# [Problem description]
For the material that follows, list every line containing the word "this".
━━━━━ Extracted material ━━━━━
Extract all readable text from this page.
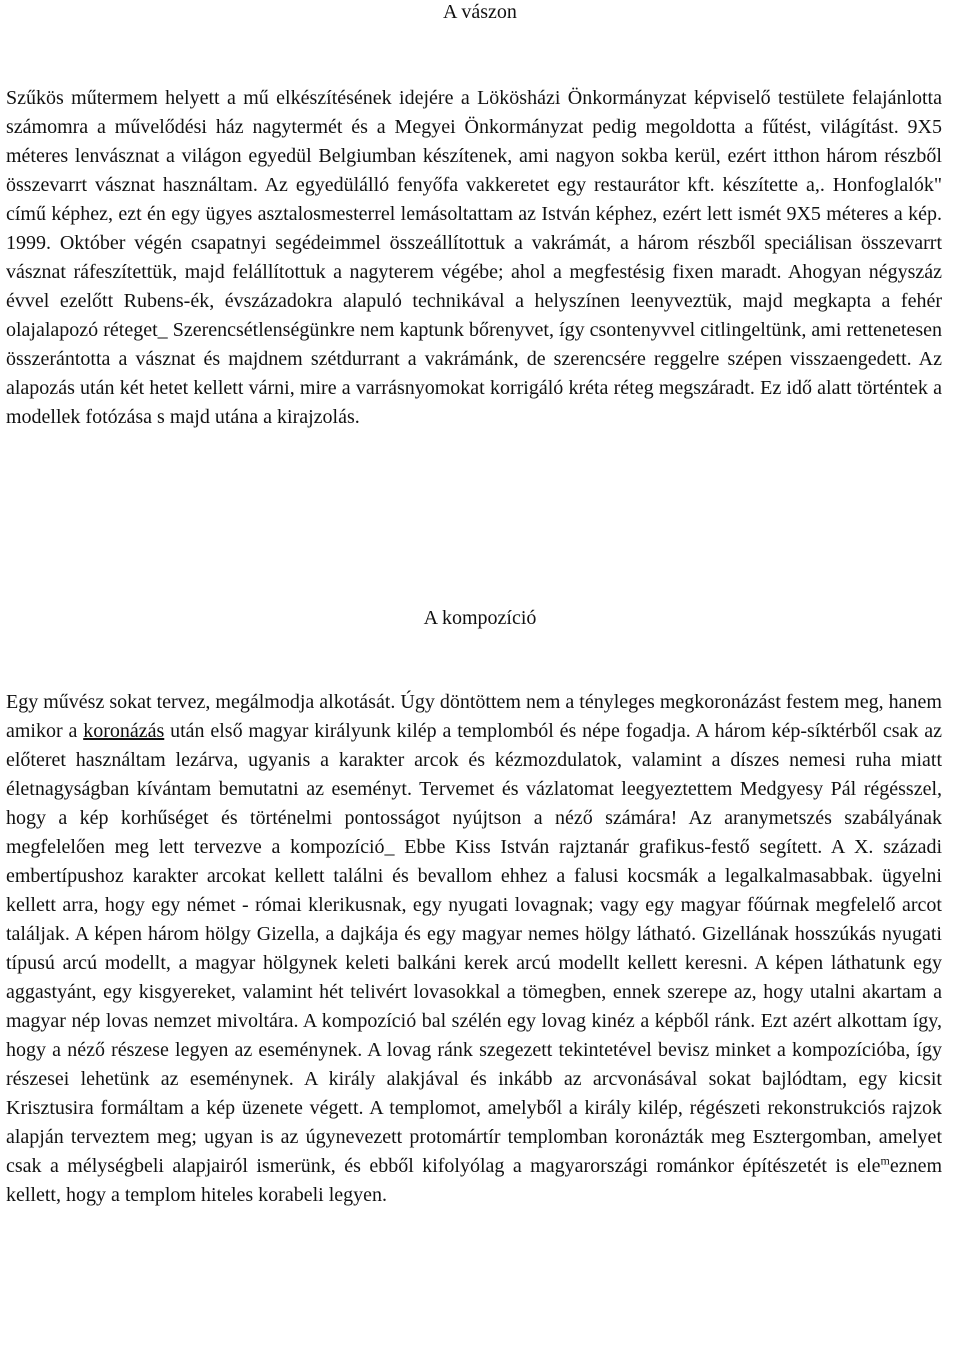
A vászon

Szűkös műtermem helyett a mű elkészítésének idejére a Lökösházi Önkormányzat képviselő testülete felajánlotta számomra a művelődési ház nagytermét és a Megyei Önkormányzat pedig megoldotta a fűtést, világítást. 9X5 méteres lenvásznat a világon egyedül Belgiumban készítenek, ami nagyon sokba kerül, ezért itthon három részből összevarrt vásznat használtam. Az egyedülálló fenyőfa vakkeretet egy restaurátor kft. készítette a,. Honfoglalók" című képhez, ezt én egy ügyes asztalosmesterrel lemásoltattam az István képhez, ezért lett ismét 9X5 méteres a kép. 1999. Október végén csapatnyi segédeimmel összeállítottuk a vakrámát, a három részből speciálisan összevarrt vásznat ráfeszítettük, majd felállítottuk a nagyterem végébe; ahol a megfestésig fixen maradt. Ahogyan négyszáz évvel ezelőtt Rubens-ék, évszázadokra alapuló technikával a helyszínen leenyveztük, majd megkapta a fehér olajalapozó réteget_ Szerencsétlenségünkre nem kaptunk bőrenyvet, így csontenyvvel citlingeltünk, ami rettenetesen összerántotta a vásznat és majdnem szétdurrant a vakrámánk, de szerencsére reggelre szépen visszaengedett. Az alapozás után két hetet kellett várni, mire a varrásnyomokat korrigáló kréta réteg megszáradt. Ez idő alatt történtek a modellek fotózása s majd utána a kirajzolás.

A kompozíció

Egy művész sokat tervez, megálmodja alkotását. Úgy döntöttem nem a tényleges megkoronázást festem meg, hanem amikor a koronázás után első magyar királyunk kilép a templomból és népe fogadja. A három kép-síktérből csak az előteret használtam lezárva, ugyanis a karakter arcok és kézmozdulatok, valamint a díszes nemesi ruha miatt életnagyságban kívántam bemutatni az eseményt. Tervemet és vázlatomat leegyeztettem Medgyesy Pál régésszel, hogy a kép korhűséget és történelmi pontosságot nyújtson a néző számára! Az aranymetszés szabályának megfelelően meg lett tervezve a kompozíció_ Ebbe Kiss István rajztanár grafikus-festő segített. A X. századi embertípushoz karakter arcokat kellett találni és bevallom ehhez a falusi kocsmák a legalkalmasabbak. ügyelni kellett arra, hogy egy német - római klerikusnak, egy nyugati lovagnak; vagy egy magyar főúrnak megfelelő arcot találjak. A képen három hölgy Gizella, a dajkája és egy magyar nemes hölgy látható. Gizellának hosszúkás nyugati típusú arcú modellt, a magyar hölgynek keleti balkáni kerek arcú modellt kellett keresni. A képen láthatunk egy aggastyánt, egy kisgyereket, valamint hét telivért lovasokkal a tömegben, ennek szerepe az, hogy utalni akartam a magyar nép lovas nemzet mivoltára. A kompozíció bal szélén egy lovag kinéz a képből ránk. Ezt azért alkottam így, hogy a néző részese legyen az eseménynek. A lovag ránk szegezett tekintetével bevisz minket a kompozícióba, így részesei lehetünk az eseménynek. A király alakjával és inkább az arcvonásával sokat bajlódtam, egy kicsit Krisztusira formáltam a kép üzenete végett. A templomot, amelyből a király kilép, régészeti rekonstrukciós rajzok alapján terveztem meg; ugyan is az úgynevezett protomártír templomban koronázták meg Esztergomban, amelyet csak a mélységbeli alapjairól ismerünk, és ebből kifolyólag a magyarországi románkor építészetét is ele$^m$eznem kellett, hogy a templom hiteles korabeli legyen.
━━━━━
━━━━━ Extracted material ━━━━━
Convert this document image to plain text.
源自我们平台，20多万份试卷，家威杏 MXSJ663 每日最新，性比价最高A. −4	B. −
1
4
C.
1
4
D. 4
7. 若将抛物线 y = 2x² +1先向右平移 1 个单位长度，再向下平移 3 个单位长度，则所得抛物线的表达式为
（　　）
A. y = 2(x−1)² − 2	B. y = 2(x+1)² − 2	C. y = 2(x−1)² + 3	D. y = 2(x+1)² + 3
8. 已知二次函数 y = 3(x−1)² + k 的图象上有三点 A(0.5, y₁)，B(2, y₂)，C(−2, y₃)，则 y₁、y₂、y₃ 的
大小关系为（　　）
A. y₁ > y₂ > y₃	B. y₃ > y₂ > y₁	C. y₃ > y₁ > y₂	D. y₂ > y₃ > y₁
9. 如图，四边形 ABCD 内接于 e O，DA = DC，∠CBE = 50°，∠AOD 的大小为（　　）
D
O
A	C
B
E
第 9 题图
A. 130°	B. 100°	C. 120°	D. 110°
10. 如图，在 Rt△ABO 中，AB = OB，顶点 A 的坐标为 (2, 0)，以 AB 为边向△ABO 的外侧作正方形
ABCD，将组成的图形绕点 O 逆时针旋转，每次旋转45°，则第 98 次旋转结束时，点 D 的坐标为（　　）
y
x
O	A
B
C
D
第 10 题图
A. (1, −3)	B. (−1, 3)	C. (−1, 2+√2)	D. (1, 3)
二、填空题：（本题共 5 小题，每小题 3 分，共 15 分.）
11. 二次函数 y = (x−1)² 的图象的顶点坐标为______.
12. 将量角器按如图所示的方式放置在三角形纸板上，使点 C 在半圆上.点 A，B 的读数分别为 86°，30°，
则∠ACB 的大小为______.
━━━━━
━━━━━ Extracted material ━━━━━
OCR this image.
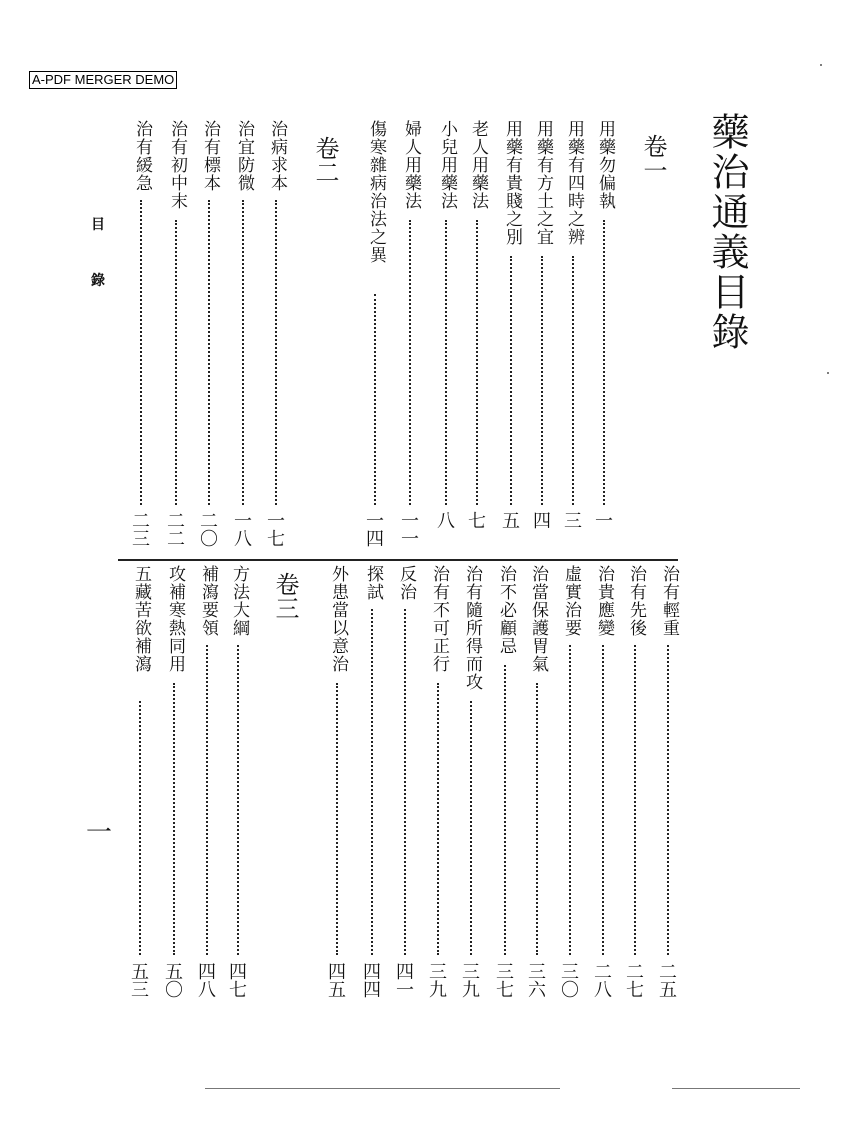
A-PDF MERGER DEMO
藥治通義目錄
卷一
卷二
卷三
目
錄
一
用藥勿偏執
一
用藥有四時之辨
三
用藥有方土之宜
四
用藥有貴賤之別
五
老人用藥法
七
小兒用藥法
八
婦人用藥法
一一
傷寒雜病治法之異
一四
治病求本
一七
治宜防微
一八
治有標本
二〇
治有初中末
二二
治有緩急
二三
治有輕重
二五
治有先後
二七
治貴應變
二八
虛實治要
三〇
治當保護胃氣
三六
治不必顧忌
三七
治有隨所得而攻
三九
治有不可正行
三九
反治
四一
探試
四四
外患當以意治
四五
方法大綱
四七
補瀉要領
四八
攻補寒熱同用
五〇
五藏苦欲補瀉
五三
━━━━━
# [Expected answer]
Extract all readable text from this page.
Convert this document image to plain text.
OCR this image.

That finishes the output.